The bill, sponsored in the Assembly by Michael Cusick, D-Staten Island, eliminates any statute of limitations on criminal cases, adds clergy to the list of mandated reporters, and requires criminal background checks for employees and volunteers who work with children in public or nonprofit settings.

"We think that the Cusick bill is focused on prevention of abuse and punishing offenders," said Poust, the Catholic Conference spokesman. Further, the Cusick bill would apply to public and private institutions, he said.

Poust said the conference's lawyers agree that the wording Assembly Democrats use to create the one-year window is muddy and gives public schools wiggle room to avoid the one-year window. The sentences do not specify that plaintiffs need not have filed a notice of claim, a required step when suing a government entity.

Advocates of the Child Victims Act, however, deny that public schools are exempted. So does the main Assembly sponsor, Assemblywoman Linda B. Rosenthal, D-Manhattan.

"The Child Victims Act will level the playing field for all survivors of childhood sexual assault, creating a pathway for them to access justice, regardless of whether their predator was an individual or a public or private institution," she told The News in a statement.
···
Translate this sentence from the excerpt on the Child Victims Act into Spanish: "Advocates of the Child Victims Act, however, deny that public schools are exempted." The listing that comes next is from a different source than the excerpt on the Child Victims Act.

**INFORMATION SHOWN:**
···
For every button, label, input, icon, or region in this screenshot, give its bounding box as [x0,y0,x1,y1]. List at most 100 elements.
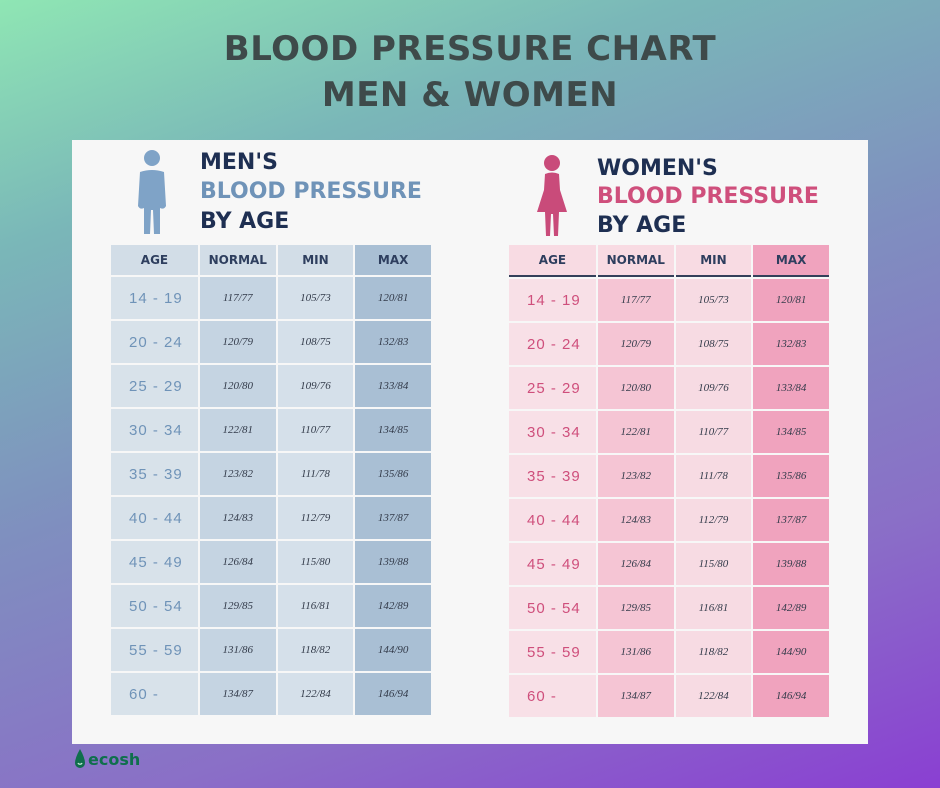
···
**SOLUTION:** Sin embargo, los defensores de la Child Victims Act niegan que las escuelas públicas estén exentas.